* **TASK DETAILS**
Reproduce the material in full, unchanged.

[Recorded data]
====================
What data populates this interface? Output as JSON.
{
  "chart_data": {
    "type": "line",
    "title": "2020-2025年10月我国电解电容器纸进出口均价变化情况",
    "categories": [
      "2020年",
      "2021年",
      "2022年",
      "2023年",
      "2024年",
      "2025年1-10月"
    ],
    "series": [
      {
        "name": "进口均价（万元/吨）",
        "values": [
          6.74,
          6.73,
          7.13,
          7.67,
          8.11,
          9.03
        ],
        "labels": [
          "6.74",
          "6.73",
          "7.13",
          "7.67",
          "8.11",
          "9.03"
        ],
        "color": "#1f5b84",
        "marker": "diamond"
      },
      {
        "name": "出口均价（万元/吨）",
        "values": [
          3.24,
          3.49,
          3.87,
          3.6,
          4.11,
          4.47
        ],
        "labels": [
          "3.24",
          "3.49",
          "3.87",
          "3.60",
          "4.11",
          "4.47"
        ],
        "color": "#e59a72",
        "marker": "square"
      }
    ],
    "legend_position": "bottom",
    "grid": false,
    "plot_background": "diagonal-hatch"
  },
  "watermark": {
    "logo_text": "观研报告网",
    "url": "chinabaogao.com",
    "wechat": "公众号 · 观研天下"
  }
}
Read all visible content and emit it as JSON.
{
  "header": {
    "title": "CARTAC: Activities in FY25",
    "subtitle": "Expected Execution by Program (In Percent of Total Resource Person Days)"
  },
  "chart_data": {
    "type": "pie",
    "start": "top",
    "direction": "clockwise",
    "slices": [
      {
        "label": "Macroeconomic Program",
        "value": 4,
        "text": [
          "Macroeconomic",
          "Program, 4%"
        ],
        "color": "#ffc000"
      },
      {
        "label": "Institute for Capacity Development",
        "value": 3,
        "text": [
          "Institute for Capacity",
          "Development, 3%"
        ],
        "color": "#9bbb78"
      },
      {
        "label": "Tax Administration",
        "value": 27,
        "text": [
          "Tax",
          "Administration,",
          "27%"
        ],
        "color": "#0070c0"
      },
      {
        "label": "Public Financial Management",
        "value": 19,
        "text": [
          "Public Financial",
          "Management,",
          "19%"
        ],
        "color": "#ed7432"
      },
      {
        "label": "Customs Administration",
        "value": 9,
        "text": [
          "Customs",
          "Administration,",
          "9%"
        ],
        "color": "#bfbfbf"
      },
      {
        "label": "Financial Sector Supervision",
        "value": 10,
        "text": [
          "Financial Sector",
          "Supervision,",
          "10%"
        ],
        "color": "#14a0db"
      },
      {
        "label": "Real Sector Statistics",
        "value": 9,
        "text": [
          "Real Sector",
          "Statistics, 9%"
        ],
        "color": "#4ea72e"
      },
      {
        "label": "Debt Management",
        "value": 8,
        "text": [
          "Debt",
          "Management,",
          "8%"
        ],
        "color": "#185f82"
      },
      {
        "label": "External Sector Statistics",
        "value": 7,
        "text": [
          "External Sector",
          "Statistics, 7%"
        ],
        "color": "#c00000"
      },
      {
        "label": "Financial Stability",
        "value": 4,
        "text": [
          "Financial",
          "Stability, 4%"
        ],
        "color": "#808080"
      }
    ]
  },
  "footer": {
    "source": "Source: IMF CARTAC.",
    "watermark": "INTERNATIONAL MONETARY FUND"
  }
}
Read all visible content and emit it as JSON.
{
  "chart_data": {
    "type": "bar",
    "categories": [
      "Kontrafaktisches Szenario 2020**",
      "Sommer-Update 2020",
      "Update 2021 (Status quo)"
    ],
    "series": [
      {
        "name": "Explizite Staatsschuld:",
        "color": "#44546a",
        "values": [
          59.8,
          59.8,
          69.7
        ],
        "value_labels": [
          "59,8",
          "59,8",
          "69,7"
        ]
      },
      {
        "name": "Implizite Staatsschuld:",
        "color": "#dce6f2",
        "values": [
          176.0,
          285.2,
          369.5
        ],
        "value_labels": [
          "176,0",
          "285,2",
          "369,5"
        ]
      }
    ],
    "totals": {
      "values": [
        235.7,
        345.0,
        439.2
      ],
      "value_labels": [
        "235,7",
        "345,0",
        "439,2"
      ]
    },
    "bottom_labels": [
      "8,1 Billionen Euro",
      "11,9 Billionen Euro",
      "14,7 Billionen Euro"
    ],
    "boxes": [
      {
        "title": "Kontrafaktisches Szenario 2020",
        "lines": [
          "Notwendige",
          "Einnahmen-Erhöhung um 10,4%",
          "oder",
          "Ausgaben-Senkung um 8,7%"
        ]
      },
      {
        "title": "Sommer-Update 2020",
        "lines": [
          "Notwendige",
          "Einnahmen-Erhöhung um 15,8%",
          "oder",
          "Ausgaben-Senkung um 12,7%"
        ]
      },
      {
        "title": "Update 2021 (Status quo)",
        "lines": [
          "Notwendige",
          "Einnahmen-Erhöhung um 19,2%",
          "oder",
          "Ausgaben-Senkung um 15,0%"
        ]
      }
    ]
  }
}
====================
* **CORRECT OUTPUT**
What data populates this interface? Output as JSON.
{
  "chart_data": {
    "type": "line",
    "title": "2020-2025年10月我国电解电容器纸进出口均价变化情况",
    "categories": [
      "2020年",
      "2021年",
      "2022年",
      "2023年",
      "2024年",
      "2025年1-10月"
    ],
    "series": [
      {
        "name": "进口均价（万元/吨）",
        "values": [
          6.74,
          6.73,
          7.13,
          7.67,
          8.11,
          9.03
        ],
        "labels": [
          "6.74",
          "6.73",
          "7.13",
          "7.67",
          "8.11",
          "9.03"
        ],
        "color": "#1f5b84",
        "marker": "diamond"
      },
      {
        "name": "出口均价（万元/吨）",
        "values": [
          3.24,
          3.49,
          3.87,
          3.6,
          4.11,
          4.47
        ],
        "labels": [
          "3.24",
          "3.49",
          "3.87",
          "3.60",
          "4.11",
          "4.47"
        ],
        "color": "#e59a72",
        "marker": "square"
      }
    ],
    "legend_position": "bottom",
    "grid": false,
    "plot_background": "diagonal-hatch"
  },
  "watermark": {
    "logo_text": "观研报告网",
    "url": "chinabaogao.com",
    "wechat": "公众号 · 观研天下"
  }
}
Read all visible content and emit it as JSON.
{
  "header": {
    "title": "CARTAC: Activities in FY25",
    "subtitle": "Expected Execution by Program (In Percent of Total Resource Person Days)"
  },
  "chart_data": {
    "type": "pie",
    "start": "top",
    "direction": "clockwise",
    "slices": [
      {
        "label": "Macroeconomic Program",
        "value": 4,
        "text": [
          "Macroeconomic",
          "Program, 4%"
        ],
        "color": "#ffc000"
      },
      {
        "label": "Institute for Capacity Development",
        "value": 3,
        "text": [
          "Institute for Capacity",
          "Development, 3%"
        ],
        "color": "#9bbb78"
      },
      {
        "label": "Tax Administration",
        "value": 27,
        "text": [
          "Tax",
          "Administration,",
          "27%"
        ],
        "color": "#0070c0"
      },
      {
        "label": "Public Financial Management",
        "value": 19,
        "text": [
          "Public Financial",
          "Management,",
          "19%"
        ],
        "color": "#ed7432"
      },
      {
        "label": "Customs Administration",
        "value": 9,
        "text": [
          "Customs",
          "Administration,",
          "9%"
        ],
        "color": "#bfbfbf"
      },
      {
        "label": "Financial Sector Supervision",
        "value": 10,
        "text": [
          "Financial Sector",
          "Supervision,",
          "10%"
        ],
        "color": "#14a0db"
      },
      {
        "label": "Real Sector Statistics",
        "value": 9,
        "text": [
          "Real Sector",
          "Statistics, 9%"
        ],
        "color": "#4ea72e"
      },
      {
        "label": "Debt Management",
        "value": 8,
        "text": [
          "Debt",
          "Management,",
          "8%"
        ],
        "color": "#185f82"
      },
      {
        "label": "External Sector Statistics",
        "value": 7,
        "text": [
          "External Sector",
          "Statistics, 7%"
        ],
        "color": "#c00000"
      },
      {
        "label": "Financial Stability",
        "value": 4,
        "text": [
          "Financial",
          "Stability, 4%"
        ],
        "color": "#808080"
      }
    ]
  },
  "footer": {
    "source": "Source: IMF CARTAC.",
    "watermark": "INTERNATIONAL MONETARY FUND"
  }
}
Read all visible content and emit it as JSON.
{
  "chart_data": {
    "type": "bar",
    "categories": [
      "Kontrafaktisches Szenario 2020**",
      "Sommer-Update 2020",
      "Update 2021 (Status quo)"
    ],
    "series": [
      {
        "name": "Explizite Staatsschuld:",
        "color": "#44546a",
        "values": [
          59.8,
          59.8,
          69.7
        ],
        "value_labels": [
          "59,8",
          "59,8",
          "69,7"
        ]
      },
      {
        "name": "Implizite Staatsschuld:",
        "color": "#dce6f2",
        "values": [
          176.0,
          285.2,
          369.5
        ],
        "value_labels": [
          "176,0",
          "285,2",
          "369,5"
        ]
      }
    ],
    "totals": {
      "values": [
        235.7,
        345.0,
        439.2
      ],
      "value_labels": [
        "235,7",
        "345,0",
        "439,2"
      ]
    },
    "bottom_labels": [
      "8,1 Billionen Euro",
      "11,9 Billionen Euro",
      "14,7 Billionen Euro"
    ],
    "boxes": [
      {
        "title": "Kontrafaktisches Szenario 2020",
        "lines": [
          "Notwendige",
          "Einnahmen-Erhöhung um 10,4%",
          "oder",
          "Ausgaben-Senkung um 8,7%"
        ]
      },
      {
        "title": "Sommer-Update 2020",
        "lines": [
          "Notwendige",
          "Einnahmen-Erhöhung um 15,8%",
          "oder",
          "Ausgaben-Senkung um 12,7%"
        ]
      },
      {
        "title": "Update 2021 (Status quo)",
        "lines": [
          "Notwendige",
          "Einnahmen-Erhöhung um 19,2%",
          "oder",
          "Ausgaben-Senkung um 15,0%"
        ]
      }
    ]
  }
}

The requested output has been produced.